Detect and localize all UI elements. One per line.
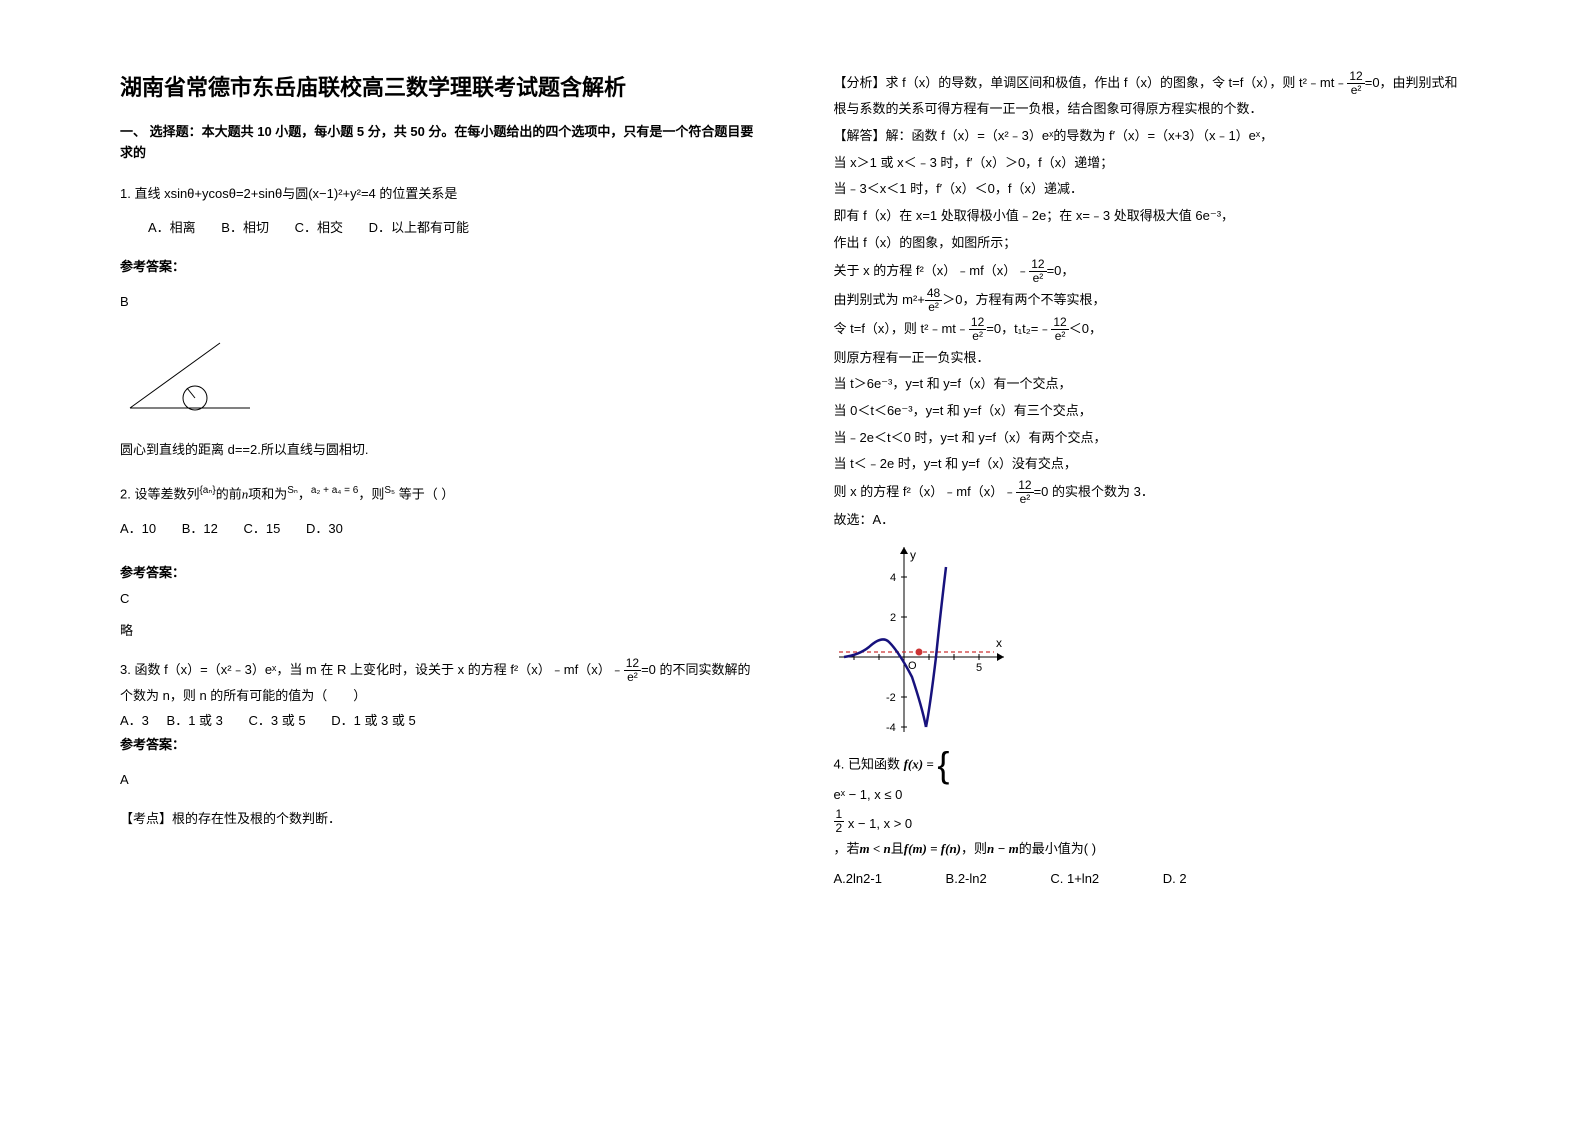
sol-line: 由判别式为 m²+48e²＞0，方程有两个不等实根，	[834, 287, 1468, 314]
svg-text:y: y	[910, 548, 916, 562]
tangent-figure	[120, 328, 260, 428]
q3-ans-label: 参考答案：	[120, 733, 754, 758]
q2-opt-b: B．12	[182, 521, 218, 536]
piecewise-brace: {	[937, 747, 949, 783]
frac-12-e2: 12e²	[624, 657, 641, 684]
q4-opt-d: D. 2	[1163, 871, 1187, 886]
q4-stem: 4. 已知函数 f(x) = {	[834, 747, 1468, 783]
svg-text:2: 2	[890, 612, 896, 624]
q3-opt-d: D．1 或 3 或 5	[331, 713, 416, 728]
q1-ans: B	[120, 290, 754, 315]
sol-line: 令 t=f（x），则 t²﹣mt﹣12e²=0，t₁t₂=﹣12e²＜0，	[834, 316, 1468, 343]
sol-line: 即有 f（x）在 x=1 处取得极小值﹣2e；在 x=﹣3 处取得极大值 6e⁻…	[834, 204, 1468, 229]
svg-text:x: x	[996, 636, 1002, 650]
question-4: 4. 已知函数 f(x) = { eˣ − 1, x ≤ 0 12 x − 1,…	[834, 747, 1468, 892]
page-title: 湖南省常德市东岳庙联校高三数学理联考试题含解析	[120, 70, 754, 102]
q2-options: A．10 B．12 C．15 D．30	[120, 517, 754, 542]
sol-line: 当 0＜t＜6e⁻³，y=t 和 y=f（x）有三个交点，	[834, 399, 1468, 424]
q1-explain: 圆心到直线的距离 d==2.所以直线与圆相切.	[120, 438, 754, 463]
sol-line: 则 x 的方程 f²（x）﹣mf（x）﹣12e²=0 的实根个数为 3．	[834, 479, 1468, 506]
question-3: 3. 函数 f（x）=（x²﹣3）eˣ，当 m 在 R 上变化时，设关于 x 的…	[120, 657, 754, 832]
q1-ans-label: 参考答案：	[120, 255, 754, 280]
q3-opt-b: B．1 或 3	[167, 713, 223, 728]
q2-explain: 略	[120, 620, 754, 639]
q2-ans: C	[120, 591, 754, 606]
q3-solution: 【分析】求 f（x）的导数，单调区间和极值，作出 f（x）的图象，令 t=f（x…	[834, 70, 1468, 533]
svg-text:4: 4	[890, 572, 896, 584]
q1-opt-d: D．以上都有可能	[369, 220, 469, 235]
q2-opt-a: A．10	[120, 521, 156, 536]
analysis: 【分析】求 f（x）的导数，单调区间和极值，作出 f（x）的图象，令 t=f（x…	[834, 70, 1468, 122]
sol-line: 当﹣3＜x＜1 时，f′（x）＜0，f（x）递减．	[834, 177, 1468, 202]
q4-opt-c: C. 1+ln2	[1050, 871, 1099, 886]
q2-stem: 2. 设等差数列{aₙ}的前n项和为Sₙ，a₂ + a₄ = 6，则S₅ 等于（…	[120, 481, 754, 507]
sol-line: 当 t＜﹣2e 时，y=t 和 y=f（x）没有交点，	[834, 452, 1468, 477]
q1-opt-b: B．相切	[221, 220, 269, 235]
sol-line: 当 t＞6e⁻³，y=t 和 y=f（x）有一个交点，	[834, 372, 1468, 397]
q4-options: A.2ln2-1 B.2-ln2 C. 1+ln2 D. 2	[834, 867, 1468, 892]
question-2: 2. 设等差数列{aₙ}的前n项和为Sₙ，a₂ + a₄ = 6，则S₅ 等于（…	[120, 481, 754, 542]
q3-opt-c: C．3 或 5	[249, 713, 306, 728]
sol-line: 【解答】解：函数 f（x）=（x²﹣3）eˣ的导数为 f′（x）=（x+3）（x…	[834, 124, 1468, 149]
question-1: 1. 直线 xsinθ+ycosθ=2+sinθ与圆(x−1)²+y²=4 的位…	[120, 182, 754, 463]
q3-options: A．3 B．1 或 3 C．3 或 5 D．1 或 3 或 5	[120, 709, 754, 734]
sol-line: 故选：A．	[834, 508, 1468, 533]
q3-opt-a: A．3	[120, 713, 149, 728]
q2-opt-c: C．15	[244, 521, 281, 536]
q4-opt-b: B.2-ln2	[946, 871, 987, 886]
q2-opt-d: D．30	[306, 521, 343, 536]
sol-line: 关于 x 的方程 f²（x）﹣mf（x）﹣12e²=0，	[834, 258, 1468, 285]
q3-stem: 3. 函数 f（x）=（x²﹣3）eˣ，当 m 在 R 上变化时，设关于 x 的…	[120, 657, 754, 709]
q1-options: A．相离 B．相切 C．相交 D．以上都有可能	[148, 216, 754, 241]
sol-line: 作出 f（x）的图象，如图所示；	[834, 231, 1468, 256]
sol-line: 则原方程有一正一负实根．	[834, 346, 1468, 371]
sol-line: 当 x＞1 或 x＜﹣3 时，f′（x）＞0，f（x）递增；	[834, 151, 1468, 176]
q3-ans: A	[120, 768, 754, 793]
svg-text:5: 5	[976, 662, 982, 674]
section-intro: 一、 选择题：本大题共 10 小题，每小题 5 分，共 50 分。在每小题给出的…	[120, 122, 754, 164]
q4-opt-a: A.2ln2-1	[834, 871, 882, 886]
q3-topic: 【考点】根的存在性及根的个数判断．	[120, 807, 754, 832]
sol-line: 当﹣2e＜t＜0 时，y=t 和 y=f（x）有两个交点，	[834, 426, 1468, 451]
q1-stem: 1. 直线 xsinθ+ycosθ=2+sinθ与圆(x−1)²+y²=4 的位…	[120, 182, 754, 207]
svg-text:-4: -4	[886, 722, 896, 734]
q1-opt-c: C．相交	[295, 220, 343, 235]
q2-ans-label: 参考答案：	[120, 562, 754, 581]
function-graph: y x O 2 4 -2 -4 5	[834, 537, 1014, 737]
svg-text:-2: -2	[886, 692, 896, 704]
q1-opt-a: A．相离	[148, 220, 196, 235]
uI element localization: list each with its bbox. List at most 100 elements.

Requirements — Return everything in the listing above from the line containing "287, 1468, 314]" down to the line containing "220, 269, 235]", both included, copied character for character.

Exercise result —
sol-line: 由判别式为 m²+48e²＞0，方程有两个不等实根，	[834, 287, 1468, 314]
svg-text:y: y	[910, 548, 916, 562]
tangent-figure	[120, 328, 260, 428]
q3-ans-label: 参考答案：	[120, 733, 754, 758]
q2-opt-b: B．12	[182, 521, 218, 536]
piecewise-brace: {	[937, 747, 949, 783]
frac-12-e2: 12e²	[624, 657, 641, 684]
q4-opt-d: D. 2	[1163, 871, 1187, 886]
q4-stem: 4. 已知函数 f(x) = {	[834, 747, 1468, 783]
svg-text:2: 2	[890, 612, 896, 624]
q3-opt-d: D．1 或 3 或 5	[331, 713, 416, 728]
q1-ans: B	[120, 290, 754, 315]
sol-line: 令 t=f（x），则 t²﹣mt﹣12e²=0，t₁t₂=﹣12e²＜0，	[834, 316, 1468, 343]
sol-line: 即有 f（x）在 x=1 处取得极小值﹣2e；在 x=﹣3 处取得极大值 6e⁻…	[834, 204, 1468, 229]
svg-text:x: x	[996, 636, 1002, 650]
question-4: 4. 已知函数 f(x) = { eˣ − 1, x ≤ 0 12 x − 1,…	[834, 747, 1468, 892]
page-title: 湖南省常德市东岳庙联校高三数学理联考试题含解析	[120, 70, 754, 102]
q2-options: A．10 B．12 C．15 D．30	[120, 517, 754, 542]
sol-line: 当 0＜t＜6e⁻³，y=t 和 y=f（x）有三个交点，	[834, 399, 1468, 424]
q1-explain: 圆心到直线的距离 d==2.所以直线与圆相切.	[120, 438, 754, 463]
sol-line: 则 x 的方程 f²（x）﹣mf（x）﹣12e²=0 的实根个数为 3．	[834, 479, 1468, 506]
question-3: 3. 函数 f（x）=（x²﹣3）eˣ，当 m 在 R 上变化时，设关于 x 的…	[120, 657, 754, 832]
q1-ans-label: 参考答案：	[120, 255, 754, 280]
q3-opt-b: B．1 或 3	[167, 713, 223, 728]
q2-explain: 略	[120, 620, 754, 639]
q2-ans: C	[120, 591, 754, 606]
q3-solution: 【分析】求 f（x）的导数，单调区间和极值，作出 f（x）的图象，令 t=f（x…	[834, 70, 1468, 533]
svg-text:4: 4	[890, 572, 896, 584]
q1-opt-d: D．以上都有可能	[369, 220, 469, 235]
q2-opt-a: A．10	[120, 521, 156, 536]
analysis: 【分析】求 f（x）的导数，单调区间和极值，作出 f（x）的图象，令 t=f（x…	[834, 70, 1468, 122]
sol-line: 当﹣3＜x＜1 时，f′（x）＜0，f（x）递减．	[834, 177, 1468, 202]
q4-opt-c: C. 1+ln2	[1050, 871, 1099, 886]
q2-stem: 2. 设等差数列{aₙ}的前n项和为Sₙ，a₂ + a₄ = 6，则S₅ 等于（…	[120, 481, 754, 507]
sol-line: 当 t＜﹣2e 时，y=t 和 y=f（x）没有交点，	[834, 452, 1468, 477]
q1-opt-b: B．相切	[221, 220, 269, 235]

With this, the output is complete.